Extracted records
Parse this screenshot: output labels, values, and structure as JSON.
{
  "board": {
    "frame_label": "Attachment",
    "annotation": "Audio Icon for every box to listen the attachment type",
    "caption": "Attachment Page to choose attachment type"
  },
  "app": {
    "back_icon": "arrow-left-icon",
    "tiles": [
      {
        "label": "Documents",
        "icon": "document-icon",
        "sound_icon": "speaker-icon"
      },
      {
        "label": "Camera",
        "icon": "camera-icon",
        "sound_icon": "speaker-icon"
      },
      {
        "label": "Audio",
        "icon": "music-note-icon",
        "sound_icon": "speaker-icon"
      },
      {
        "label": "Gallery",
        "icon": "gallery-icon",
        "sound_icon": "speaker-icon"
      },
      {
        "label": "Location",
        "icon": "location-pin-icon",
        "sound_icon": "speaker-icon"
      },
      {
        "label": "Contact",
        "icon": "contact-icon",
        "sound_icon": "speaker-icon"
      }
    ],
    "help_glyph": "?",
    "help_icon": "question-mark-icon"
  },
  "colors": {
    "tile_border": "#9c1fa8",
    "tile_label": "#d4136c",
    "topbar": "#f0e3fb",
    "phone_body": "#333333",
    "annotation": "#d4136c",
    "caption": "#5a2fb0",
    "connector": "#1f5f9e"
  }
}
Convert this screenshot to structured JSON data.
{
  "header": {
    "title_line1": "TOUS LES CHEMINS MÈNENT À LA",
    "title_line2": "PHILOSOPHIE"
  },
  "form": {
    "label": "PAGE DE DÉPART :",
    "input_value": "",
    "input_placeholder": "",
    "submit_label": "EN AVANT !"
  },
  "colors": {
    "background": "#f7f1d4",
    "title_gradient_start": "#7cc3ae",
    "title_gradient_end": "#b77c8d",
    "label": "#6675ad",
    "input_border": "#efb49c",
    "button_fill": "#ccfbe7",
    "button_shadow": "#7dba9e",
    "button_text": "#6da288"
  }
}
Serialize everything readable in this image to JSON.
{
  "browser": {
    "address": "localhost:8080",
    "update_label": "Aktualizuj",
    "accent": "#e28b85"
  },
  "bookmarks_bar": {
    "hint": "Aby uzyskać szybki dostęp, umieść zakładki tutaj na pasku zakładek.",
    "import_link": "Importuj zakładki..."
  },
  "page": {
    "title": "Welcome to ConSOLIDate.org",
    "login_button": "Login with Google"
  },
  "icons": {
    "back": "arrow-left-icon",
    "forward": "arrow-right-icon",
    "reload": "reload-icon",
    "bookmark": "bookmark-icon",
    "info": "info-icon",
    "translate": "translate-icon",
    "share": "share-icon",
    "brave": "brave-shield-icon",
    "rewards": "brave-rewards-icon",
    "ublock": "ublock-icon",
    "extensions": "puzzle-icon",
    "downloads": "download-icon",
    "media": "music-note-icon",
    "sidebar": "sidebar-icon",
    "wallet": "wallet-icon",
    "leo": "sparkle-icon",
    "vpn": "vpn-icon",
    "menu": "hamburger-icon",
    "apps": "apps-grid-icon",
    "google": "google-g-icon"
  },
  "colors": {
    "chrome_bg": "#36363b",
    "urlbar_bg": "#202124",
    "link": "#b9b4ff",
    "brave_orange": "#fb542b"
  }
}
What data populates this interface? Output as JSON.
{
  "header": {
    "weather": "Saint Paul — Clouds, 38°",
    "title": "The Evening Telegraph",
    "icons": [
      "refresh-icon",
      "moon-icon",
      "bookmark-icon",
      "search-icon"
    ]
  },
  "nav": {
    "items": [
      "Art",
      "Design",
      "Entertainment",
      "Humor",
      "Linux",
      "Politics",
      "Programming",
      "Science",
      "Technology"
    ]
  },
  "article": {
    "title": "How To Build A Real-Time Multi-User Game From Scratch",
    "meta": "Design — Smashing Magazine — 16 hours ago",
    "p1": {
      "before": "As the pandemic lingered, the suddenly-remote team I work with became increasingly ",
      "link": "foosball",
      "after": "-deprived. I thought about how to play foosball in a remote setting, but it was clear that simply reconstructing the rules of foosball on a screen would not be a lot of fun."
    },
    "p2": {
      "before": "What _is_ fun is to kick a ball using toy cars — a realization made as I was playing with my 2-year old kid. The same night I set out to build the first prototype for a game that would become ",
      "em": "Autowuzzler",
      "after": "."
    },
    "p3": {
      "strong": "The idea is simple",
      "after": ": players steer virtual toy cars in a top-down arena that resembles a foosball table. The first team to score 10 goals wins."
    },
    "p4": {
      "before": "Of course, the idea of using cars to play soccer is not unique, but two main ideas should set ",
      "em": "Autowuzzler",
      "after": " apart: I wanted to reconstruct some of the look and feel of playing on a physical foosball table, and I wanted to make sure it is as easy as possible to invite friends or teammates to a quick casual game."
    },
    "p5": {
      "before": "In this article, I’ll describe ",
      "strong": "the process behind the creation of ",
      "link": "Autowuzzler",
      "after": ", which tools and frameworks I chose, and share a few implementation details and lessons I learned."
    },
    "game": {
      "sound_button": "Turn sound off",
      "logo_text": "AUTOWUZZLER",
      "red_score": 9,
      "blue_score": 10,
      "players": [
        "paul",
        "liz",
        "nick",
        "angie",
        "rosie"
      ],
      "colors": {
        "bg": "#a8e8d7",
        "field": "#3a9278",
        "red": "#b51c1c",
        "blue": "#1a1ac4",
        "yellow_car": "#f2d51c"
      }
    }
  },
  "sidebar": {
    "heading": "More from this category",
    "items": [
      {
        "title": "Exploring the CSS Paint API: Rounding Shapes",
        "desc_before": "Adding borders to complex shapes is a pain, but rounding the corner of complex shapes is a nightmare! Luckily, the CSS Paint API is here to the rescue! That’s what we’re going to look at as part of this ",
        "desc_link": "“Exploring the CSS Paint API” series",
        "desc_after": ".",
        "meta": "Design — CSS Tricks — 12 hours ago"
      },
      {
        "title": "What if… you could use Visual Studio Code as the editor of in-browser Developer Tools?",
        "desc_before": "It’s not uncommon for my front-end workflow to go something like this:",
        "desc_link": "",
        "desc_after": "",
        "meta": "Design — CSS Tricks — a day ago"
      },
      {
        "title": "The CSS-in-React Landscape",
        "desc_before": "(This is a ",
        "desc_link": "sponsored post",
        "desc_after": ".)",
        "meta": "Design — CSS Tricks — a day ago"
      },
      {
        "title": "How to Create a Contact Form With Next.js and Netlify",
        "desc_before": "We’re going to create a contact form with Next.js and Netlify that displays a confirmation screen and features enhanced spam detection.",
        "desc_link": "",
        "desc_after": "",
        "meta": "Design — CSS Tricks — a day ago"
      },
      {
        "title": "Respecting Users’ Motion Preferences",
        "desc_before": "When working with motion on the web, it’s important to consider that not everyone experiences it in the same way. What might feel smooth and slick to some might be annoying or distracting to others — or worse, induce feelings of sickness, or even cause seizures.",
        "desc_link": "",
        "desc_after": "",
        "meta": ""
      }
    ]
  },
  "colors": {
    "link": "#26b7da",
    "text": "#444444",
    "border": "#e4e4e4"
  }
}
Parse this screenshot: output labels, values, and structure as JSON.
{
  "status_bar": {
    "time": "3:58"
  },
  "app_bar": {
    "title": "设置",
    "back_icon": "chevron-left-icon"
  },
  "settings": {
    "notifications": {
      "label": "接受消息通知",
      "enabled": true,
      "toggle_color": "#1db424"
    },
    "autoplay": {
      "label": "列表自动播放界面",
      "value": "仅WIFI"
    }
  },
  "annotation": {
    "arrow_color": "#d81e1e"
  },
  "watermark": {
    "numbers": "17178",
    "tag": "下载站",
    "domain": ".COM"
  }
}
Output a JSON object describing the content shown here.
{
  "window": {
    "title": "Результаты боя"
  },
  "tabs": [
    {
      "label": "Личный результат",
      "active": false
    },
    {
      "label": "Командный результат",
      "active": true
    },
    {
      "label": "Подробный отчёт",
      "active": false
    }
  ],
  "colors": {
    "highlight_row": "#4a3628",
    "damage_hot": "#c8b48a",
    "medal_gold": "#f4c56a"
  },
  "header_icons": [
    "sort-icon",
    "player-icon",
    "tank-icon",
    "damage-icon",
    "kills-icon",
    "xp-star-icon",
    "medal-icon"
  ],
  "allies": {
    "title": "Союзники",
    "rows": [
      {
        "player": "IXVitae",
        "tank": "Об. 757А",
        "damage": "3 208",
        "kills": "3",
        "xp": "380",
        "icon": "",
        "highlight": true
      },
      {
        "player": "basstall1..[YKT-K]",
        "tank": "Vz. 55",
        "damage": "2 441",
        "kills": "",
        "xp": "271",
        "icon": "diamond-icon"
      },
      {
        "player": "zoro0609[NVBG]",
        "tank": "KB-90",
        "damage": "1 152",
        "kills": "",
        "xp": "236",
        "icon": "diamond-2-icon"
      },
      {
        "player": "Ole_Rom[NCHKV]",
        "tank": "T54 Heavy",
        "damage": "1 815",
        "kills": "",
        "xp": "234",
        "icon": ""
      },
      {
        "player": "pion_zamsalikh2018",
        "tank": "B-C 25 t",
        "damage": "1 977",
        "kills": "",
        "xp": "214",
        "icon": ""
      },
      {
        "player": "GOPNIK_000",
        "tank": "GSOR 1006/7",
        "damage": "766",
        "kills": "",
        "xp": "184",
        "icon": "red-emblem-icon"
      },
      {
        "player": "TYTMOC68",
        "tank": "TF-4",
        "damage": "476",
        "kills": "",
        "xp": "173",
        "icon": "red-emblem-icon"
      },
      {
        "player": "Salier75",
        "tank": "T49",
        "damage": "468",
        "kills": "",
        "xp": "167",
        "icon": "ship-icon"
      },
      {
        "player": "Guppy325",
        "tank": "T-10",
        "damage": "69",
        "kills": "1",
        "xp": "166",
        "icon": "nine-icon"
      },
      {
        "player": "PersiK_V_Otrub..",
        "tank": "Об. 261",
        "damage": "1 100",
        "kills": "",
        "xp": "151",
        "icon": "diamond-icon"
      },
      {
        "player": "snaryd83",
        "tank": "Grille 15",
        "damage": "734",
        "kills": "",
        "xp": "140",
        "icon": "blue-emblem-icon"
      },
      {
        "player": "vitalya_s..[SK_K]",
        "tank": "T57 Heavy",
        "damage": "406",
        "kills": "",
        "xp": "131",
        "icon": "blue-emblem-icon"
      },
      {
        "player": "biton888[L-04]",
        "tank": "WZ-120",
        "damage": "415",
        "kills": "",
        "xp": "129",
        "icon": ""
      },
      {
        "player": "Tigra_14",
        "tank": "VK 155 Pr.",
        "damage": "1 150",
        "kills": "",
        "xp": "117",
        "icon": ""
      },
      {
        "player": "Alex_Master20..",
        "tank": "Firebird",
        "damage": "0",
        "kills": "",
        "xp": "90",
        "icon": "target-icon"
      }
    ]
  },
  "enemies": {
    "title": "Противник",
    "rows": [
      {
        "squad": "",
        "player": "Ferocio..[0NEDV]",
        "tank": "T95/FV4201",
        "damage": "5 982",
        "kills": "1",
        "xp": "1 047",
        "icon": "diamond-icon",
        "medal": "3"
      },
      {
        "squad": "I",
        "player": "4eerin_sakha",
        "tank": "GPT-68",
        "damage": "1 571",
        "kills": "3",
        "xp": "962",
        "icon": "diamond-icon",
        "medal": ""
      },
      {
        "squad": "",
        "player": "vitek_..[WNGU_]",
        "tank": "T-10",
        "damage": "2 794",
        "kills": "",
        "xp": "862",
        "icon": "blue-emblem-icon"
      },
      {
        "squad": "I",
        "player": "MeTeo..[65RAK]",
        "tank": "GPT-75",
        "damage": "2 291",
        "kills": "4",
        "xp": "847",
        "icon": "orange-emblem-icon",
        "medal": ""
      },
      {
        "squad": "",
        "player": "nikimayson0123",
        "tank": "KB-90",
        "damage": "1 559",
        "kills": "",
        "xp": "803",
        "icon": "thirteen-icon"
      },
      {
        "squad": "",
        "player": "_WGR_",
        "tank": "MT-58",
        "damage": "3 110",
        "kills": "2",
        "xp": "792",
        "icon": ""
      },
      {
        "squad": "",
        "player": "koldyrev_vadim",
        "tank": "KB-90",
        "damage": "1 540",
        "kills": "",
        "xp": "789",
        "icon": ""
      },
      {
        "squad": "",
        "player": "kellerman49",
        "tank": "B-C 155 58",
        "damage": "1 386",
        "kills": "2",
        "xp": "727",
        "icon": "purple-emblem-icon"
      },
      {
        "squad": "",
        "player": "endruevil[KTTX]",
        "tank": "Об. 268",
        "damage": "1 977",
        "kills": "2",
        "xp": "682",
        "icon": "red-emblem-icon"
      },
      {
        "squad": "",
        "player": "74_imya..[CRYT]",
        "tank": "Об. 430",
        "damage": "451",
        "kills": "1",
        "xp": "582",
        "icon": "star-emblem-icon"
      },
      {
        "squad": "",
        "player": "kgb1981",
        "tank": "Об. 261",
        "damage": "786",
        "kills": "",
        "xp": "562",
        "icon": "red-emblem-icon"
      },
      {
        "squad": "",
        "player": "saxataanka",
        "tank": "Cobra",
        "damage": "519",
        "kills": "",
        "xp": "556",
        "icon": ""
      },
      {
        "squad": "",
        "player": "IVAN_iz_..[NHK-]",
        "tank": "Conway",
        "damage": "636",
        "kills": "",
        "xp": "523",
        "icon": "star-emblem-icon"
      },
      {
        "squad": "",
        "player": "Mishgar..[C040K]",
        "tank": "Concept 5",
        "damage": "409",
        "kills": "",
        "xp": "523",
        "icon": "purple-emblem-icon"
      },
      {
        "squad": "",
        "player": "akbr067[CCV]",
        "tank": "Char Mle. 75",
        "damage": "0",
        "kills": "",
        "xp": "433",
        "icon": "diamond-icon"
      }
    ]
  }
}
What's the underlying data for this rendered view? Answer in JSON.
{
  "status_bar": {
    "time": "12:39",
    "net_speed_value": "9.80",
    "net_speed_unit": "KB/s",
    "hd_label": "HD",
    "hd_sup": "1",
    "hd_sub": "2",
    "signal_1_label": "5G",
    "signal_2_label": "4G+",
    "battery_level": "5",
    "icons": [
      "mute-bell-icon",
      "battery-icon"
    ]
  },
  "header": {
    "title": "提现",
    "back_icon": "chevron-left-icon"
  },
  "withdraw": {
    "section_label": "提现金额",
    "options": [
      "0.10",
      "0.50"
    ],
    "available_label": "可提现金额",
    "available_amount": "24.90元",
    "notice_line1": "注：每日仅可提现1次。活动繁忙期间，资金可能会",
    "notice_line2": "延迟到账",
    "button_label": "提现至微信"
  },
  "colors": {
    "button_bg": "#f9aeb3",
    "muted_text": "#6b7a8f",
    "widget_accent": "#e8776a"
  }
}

**WHAT IS NEEDED**
Only a number is needed: how many lines of the material above contain "browser"?

**THE SOLUTION**
2